**REQUEST**
In the entries below, count every line containing "title". Reply with the number alone.

**DATA PROVIDED**
-- Begin --
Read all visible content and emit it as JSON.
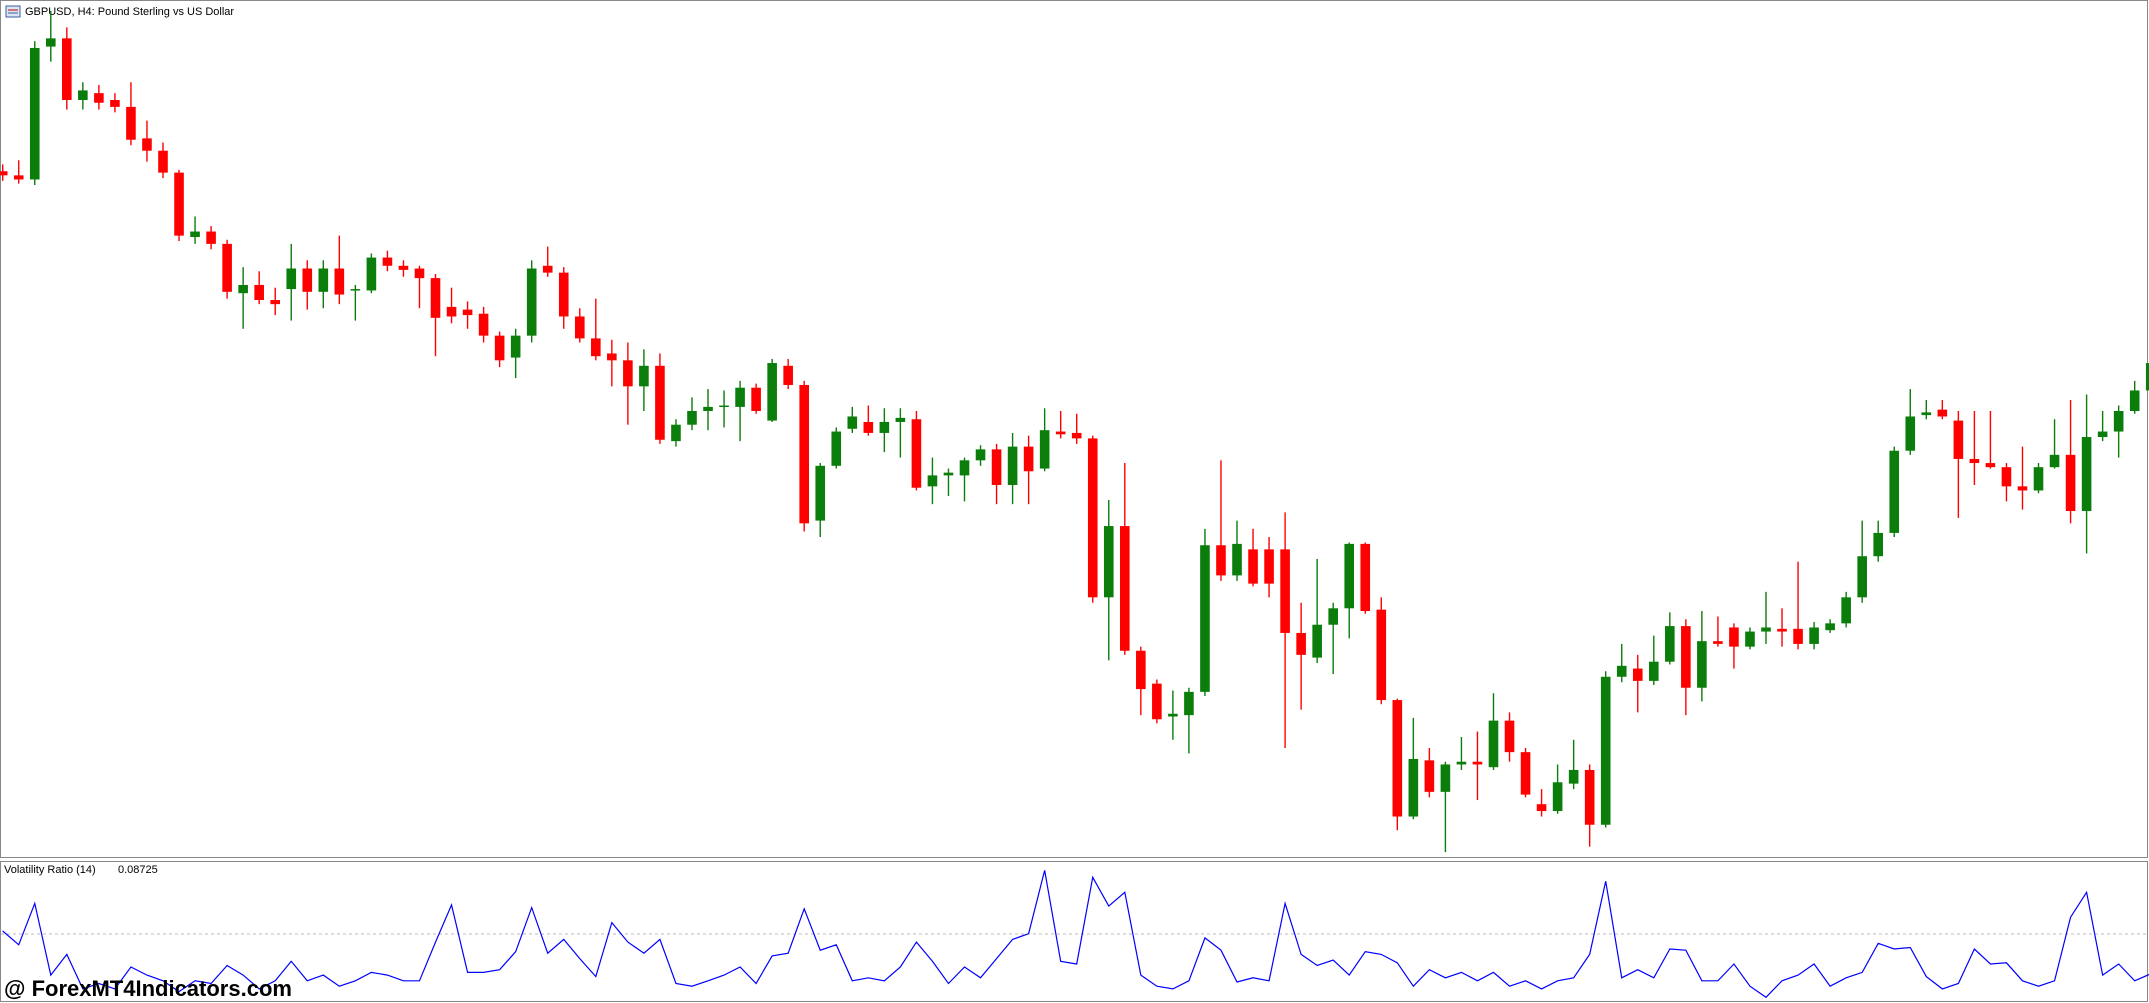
{
  "chart_data": [
    {
      "type": "candlestick",
      "title": "GBPUSD, H4:  Pound Sterling vs US Dollar",
      "up_color": "#0a7d0a",
      "down_color": "#ff0000",
      "ylim": [
        5,
        630
      ],
      "open": [
        505,
        502,
        499,
        596,
        602,
        557,
        562,
        557,
        552,
        529,
        520,
        504,
        457,
        461,
        452,
        416,
        422,
        411,
        419,
        434,
        417,
        434,
        418,
        418,
        442,
        436,
        434,
        427,
        406,
        404,
        401,
        385,
        369,
        385,
        436,
        431,
        399,
        383,
        372,
        367,
        348,
        363,
        308,
        320,
        330,
        333,
        333,
        347,
        323,
        363,
        349,
        250,
        290,
        317,
        322,
        314,
        322,
        324,
        275,
        283,
        283,
        294,
        302,
        276,
        304,
        288,
        315,
        314,
        310,
        194,
        246,
        155,
        131,
        107,
        108,
        125,
        232,
        210,
        229,
        229,
        229,
        168,
        150,
        174,
        186,
        233,
        185,
        119,
        34,
        75,
        52,
        72,
        74,
        70,
        104,
        81,
        43,
        38,
        58,
        68,
        28,
        136,
        142,
        133,
        147,
        173,
        128,
        162,
        172,
        158,
        169,
        171,
        171,
        160,
        170,
        175,
        194,
        224,
        241,
        301,
        327,
        331,
        323,
        295,
        292,
        289,
        275,
        272,
        289,
        298,
        257,
        311,
        315,
        330,
        345
      ],
      "high": [
        510,
        513,
        600,
        622,
        610,
        570,
        568,
        562,
        570,
        542,
        526,
        506,
        472,
        465,
        455,
        435,
        432,
        420,
        452,
        440,
        440,
        458,
        422,
        445,
        447,
        440,
        436,
        430,
        420,
        410,
        406,
        388,
        390,
        440,
        450,
        435,
        405,
        412,
        382,
        380,
        375,
        372,
        324,
        340,
        346,
        345,
        352,
        350,
        368,
        368,
        352,
        292,
        318,
        333,
        334,
        332,
        332,
        330,
        296,
        288,
        296,
        305,
        306,
        314,
        312,
        332,
        330,
        328,
        312,
        265,
        292,
        158,
        134,
        126,
        128,
        244,
        294,
        250,
        244,
        238,
        256,
        190,
        222,
        190,
        234,
        234,
        194,
        120,
        106,
        84,
        74,
        92,
        96,
        124,
        110,
        84,
        54,
        72,
        90,
        72,
        140,
        160,
        152,
        166,
        183,
        178,
        184,
        180,
        175,
        172,
        198,
        186,
        220,
        176,
        178,
        198,
        250,
        250,
        304,
        346,
        338,
        338,
        330,
        330,
        330,
        292,
        304,
        292,
        324,
        338,
        342,
        330,
        334,
        352,
        375
      ],
      "low": [
        498,
        496,
        495,
        585,
        550,
        550,
        550,
        548,
        524,
        512,
        500,
        454,
        452,
        448,
        412,
        390,
        408,
        400,
        396,
        404,
        405,
        408,
        396,
        416,
        432,
        428,
        405,
        370,
        394,
        390,
        380,
        362,
        354,
        380,
        428,
        390,
        380,
        367,
        348,
        320,
        330,
        306,
        304,
        316,
        316,
        318,
        308,
        328,
        322,
        346,
        242,
        238,
        288,
        314,
        312,
        300,
        296,
        272,
        262,
        268,
        264,
        290,
        262,
        262,
        262,
        286,
        310,
        306,
        190,
        148,
        152,
        108,
        102,
        90,
        80,
        122,
        206,
        206,
        202,
        194,
        84,
        112,
        146,
        138,
        164,
        182,
        116,
        24,
        32,
        48,
        8,
        68,
        46,
        68,
        74,
        48,
        34,
        36,
        54,
        12,
        26,
        132,
        110,
        130,
        145,
        108,
        118,
        158,
        142,
        156,
        160,
        158,
        156,
        156,
        168,
        172,
        190,
        220,
        238,
        298,
        324,
        324,
        252,
        276,
        288,
        264,
        258,
        270,
        288,
        248,
        226,
        308,
        296,
        328,
        342
      ],
      "close": [
        502,
        499,
        595,
        602,
        557,
        564,
        555,
        552,
        528,
        520,
        504,
        458,
        461,
        452,
        417,
        422,
        411,
        408,
        434,
        417,
        434,
        415,
        419,
        442,
        436,
        433,
        427,
        398,
        399,
        400,
        385,
        367,
        385,
        434,
        431,
        399,
        383,
        370,
        367,
        348,
        363,
        309,
        320,
        330,
        333,
        334,
        347,
        330,
        365,
        349,
        248,
        290,
        315,
        326,
        314,
        322,
        325,
        274,
        283,
        285,
        294,
        302,
        276,
        304,
        286,
        316,
        313,
        310,
        194,
        246,
        155,
        127,
        105,
        109,
        125,
        232,
        210,
        233,
        204,
        204,
        168,
        152,
        174,
        186,
        233,
        184,
        119,
        34,
        76,
        52,
        72,
        74,
        72,
        104,
        81,
        50,
        38,
        59,
        68,
        28,
        136,
        144,
        133,
        147,
        173,
        128,
        162,
        160,
        158,
        169,
        172,
        169,
        160,
        172,
        175,
        194,
        224,
        241,
        301,
        326,
        329,
        326,
        295,
        292,
        289,
        275,
        272,
        289,
        298,
        257,
        311,
        315,
        330,
        345,
        365
      ]
    },
    {
      "type": "line",
      "title": "Volatility Ratio (14)",
      "current_value": 0.08725,
      "color": "#0000ff",
      "ylim": [
        0,
        0.44
      ],
      "level": 0.22,
      "values": [
        0.23,
        0.184,
        0.322,
        0.083,
        0.152,
        0.037,
        0.055,
        0.037,
        0.11,
        0.083,
        0.064,
        0.028,
        0.064,
        0.055,
        0.115,
        0.083,
        0.037,
        0.064,
        0.129,
        0.064,
        0.083,
        0.046,
        0.064,
        0.092,
        0.083,
        0.064,
        0.064,
        0.193,
        0.317,
        0.092,
        0.092,
        0.101,
        0.161,
        0.308,
        0.156,
        0.202,
        0.138,
        0.078,
        0.258,
        0.193,
        0.156,
        0.202,
        0.055,
        0.046,
        0.064,
        0.083,
        0.11,
        0.055,
        0.147,
        0.156,
        0.304,
        0.166,
        0.184,
        0.064,
        0.074,
        0.064,
        0.11,
        0.193,
        0.129,
        0.055,
        0.11,
        0.074,
        0.138,
        0.202,
        0.221,
        0.432,
        0.129,
        0.12,
        0.409,
        0.313,
        0.359,
        0.083,
        0.046,
        0.037,
        0.064,
        0.207,
        0.166,
        0.06,
        0.074,
        0.064,
        0.322,
        0.152,
        0.115,
        0.133,
        0.083,
        0.161,
        0.152,
        0.124,
        0.046,
        0.101,
        0.074,
        0.092,
        0.064,
        0.092,
        0.046,
        0.064,
        0.037,
        0.064,
        0.074,
        0.152,
        0.396,
        0.074,
        0.101,
        0.074,
        0.17,
        0.166,
        0.064,
        0.064,
        0.12,
        0.046,
        0.009,
        0.064,
        0.083,
        0.12,
        0.046,
        0.074,
        0.092,
        0.189,
        0.17,
        0.175,
        0.078,
        0.037,
        0.055,
        0.17,
        0.12,
        0.124,
        0.064,
        0.046,
        0.064,
        0.276,
        0.359,
        0.083,
        0.12,
        0.064,
        0.08725
      ]
    }
  ],
  "watermark": "@ ForexMT4Indicators.com"
}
-- End --
**EXERCISE ANSWER**
2